QUOTED PASSAGE START

Step 4 — Adversarial synthesis (the part that makes the third lens worth it)
A third lens without synthesis is noise: a different-house model over-generalizes strictness (GLM especially), and its raw verdicts are not ship decisions. But the synthesis is itself an LLM-as-judge step, and LLM judges have a documented agreement bias (failure-detection rates as low as ~50%) — and here Claude is partly judging its own earlier findings. So the synthesis must be adversarial, not conciliatory:
- Default: every third-lens finding is REAL until you explicitly refute it with a reason. Do not drop a finding because it contradicts your earlier analysis — that is exactly the bias to fight.
- Log each dropped finding with why (over-strict for this domain? already handled at file:line? factually wrong?). A silent drop is indistinguishable from a missed bug.
- Treat disagreement as the signal. Every cross-model disagreement must end in an explicit, reasoned decision — not a smoothed-over average. (Field example: GLM's wrong "sample-accurate crossfade" finding forced the precise rule no lens had stated — MIDI delivery needs sample precision; fade-envelope tolerates 20–50 ms. The over-strict finding was the trigger for the right call.)
- Agreement across houses = high-confidence green. Where all lenses agree, no action needed; note it.
- For the biggest changes only (arch/RT/security): run a
--role countersynthesis pass (via the codex CLI, subscription — no per-call cost) that refutes Claude's dedup decisions. Cheap insurance against bias bortrasjonalisering of a real finding.
Synthesis output format
Third-lens synthesis (model: <id>, role: <role>):
CONFIRMED (fix now):
- [P1/P2] <finding> — <file:line> → <fix>. Refutation attempted, survived because <why>.

QUOTED PASSAGE END
DATA FOR REVIEW START

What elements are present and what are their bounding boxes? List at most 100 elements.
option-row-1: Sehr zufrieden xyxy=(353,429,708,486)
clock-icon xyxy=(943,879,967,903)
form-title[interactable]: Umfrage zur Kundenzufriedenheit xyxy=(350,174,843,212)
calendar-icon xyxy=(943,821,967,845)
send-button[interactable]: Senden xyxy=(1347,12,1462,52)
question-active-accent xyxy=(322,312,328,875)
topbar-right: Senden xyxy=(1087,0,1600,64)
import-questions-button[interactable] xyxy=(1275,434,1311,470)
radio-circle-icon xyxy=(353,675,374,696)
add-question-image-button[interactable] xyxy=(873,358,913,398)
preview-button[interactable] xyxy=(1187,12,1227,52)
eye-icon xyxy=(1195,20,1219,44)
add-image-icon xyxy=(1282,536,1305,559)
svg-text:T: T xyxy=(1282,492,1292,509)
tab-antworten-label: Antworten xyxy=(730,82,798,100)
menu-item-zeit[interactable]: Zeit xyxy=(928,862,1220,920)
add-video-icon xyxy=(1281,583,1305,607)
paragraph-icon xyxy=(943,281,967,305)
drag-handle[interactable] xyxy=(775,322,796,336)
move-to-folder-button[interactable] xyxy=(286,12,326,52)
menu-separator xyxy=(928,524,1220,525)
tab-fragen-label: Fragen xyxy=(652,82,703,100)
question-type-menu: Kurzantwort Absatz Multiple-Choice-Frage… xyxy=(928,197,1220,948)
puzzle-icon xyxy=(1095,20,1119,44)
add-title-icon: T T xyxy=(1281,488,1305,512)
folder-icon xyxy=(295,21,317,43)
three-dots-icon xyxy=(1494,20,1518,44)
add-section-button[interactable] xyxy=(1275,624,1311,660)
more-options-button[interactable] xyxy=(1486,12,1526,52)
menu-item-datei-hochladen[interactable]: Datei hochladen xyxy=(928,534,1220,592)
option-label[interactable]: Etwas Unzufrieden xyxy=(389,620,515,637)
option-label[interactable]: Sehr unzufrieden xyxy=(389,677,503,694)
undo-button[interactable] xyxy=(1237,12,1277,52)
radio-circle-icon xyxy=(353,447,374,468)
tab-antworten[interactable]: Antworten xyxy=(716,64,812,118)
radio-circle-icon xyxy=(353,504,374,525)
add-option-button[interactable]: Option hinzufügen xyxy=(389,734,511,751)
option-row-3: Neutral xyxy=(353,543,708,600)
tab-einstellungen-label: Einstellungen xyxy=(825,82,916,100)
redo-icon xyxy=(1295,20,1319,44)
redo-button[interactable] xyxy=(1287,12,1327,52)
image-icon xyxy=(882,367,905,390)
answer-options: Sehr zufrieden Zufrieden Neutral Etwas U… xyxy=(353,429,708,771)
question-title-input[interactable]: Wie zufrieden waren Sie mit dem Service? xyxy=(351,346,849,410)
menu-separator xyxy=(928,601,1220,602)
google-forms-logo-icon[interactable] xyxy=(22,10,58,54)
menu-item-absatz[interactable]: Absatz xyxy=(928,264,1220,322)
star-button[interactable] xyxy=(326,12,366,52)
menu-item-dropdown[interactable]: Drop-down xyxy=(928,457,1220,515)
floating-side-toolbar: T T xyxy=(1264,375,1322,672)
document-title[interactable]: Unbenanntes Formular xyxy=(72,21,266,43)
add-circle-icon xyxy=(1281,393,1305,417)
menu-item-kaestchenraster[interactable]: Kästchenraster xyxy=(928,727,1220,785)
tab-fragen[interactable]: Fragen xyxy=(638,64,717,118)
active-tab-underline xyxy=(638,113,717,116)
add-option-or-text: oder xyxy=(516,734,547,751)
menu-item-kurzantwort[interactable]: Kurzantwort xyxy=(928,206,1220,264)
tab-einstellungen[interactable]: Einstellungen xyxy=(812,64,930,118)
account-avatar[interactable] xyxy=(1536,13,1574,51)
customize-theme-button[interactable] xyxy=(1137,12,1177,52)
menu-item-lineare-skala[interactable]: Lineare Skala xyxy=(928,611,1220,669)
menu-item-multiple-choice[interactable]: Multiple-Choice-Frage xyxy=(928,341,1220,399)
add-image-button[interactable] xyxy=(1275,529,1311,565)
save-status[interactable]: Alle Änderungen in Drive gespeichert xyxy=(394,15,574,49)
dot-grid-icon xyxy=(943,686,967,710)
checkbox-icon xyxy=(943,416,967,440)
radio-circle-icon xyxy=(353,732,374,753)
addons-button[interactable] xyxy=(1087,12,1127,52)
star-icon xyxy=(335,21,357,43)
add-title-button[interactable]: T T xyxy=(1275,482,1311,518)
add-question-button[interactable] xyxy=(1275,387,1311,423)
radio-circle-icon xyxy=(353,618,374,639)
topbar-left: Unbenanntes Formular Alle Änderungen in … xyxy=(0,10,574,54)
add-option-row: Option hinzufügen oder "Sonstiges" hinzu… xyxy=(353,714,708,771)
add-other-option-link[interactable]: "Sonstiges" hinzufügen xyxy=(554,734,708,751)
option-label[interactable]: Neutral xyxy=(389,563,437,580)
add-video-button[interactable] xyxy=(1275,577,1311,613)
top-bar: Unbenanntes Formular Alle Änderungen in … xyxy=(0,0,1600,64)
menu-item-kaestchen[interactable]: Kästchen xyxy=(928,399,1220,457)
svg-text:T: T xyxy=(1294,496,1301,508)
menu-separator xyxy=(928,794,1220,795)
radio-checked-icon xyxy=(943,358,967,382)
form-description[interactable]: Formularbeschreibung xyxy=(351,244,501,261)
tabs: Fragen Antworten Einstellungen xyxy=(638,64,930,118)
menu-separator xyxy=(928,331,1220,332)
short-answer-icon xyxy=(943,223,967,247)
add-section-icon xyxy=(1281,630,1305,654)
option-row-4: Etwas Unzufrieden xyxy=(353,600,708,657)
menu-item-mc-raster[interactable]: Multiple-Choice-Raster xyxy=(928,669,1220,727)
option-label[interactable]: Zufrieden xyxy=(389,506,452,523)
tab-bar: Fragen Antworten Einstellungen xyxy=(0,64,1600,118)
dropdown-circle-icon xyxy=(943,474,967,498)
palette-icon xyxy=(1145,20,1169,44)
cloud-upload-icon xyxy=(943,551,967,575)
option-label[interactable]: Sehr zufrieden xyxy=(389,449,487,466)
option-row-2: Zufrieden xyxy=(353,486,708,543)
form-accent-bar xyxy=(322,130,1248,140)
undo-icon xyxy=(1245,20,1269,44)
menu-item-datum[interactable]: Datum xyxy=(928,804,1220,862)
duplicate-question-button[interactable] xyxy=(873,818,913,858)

DATA FOR REVIEW END

### REQUIRED TASKS
a: Please copy the stretch of the adversarial synthesis passage from "- Treat disagreement" through "the right call.)".
b: In the adversarial synthesis passage, how is a third-lens finding treated by default?
c: Summarize the adversarial synthesis passage in two sentences.

### RESPONSES PER TASK
a:
- Treat disagreement as the signal. Every cross-model disagreement must end in an explicit, reasoned decision — not a smoothed-over average. (Field example: GLM's wrong "sample-accurate crossfade" finding forced the precise rule no lens had stated — MIDI delivery needs sample precision; fade-envelope tolerates 20–50 ms. The over-strict finding was the trigger for the right call.)

b: It is treated as real until it is explicitly refuted with a reason.

c: A third lens needs synthesis, but that synthesis is itself an LLM-as-judge step with a documented agreement bias, so it must be adversarial rather than conciliatory. Every third-lens finding counts as real until explicitly refuted, each dropped finding is logged with its reason, every cross-model disagreement ends in an explicit reasoned decision, and agreement across all lenses is treated as high-confidence green.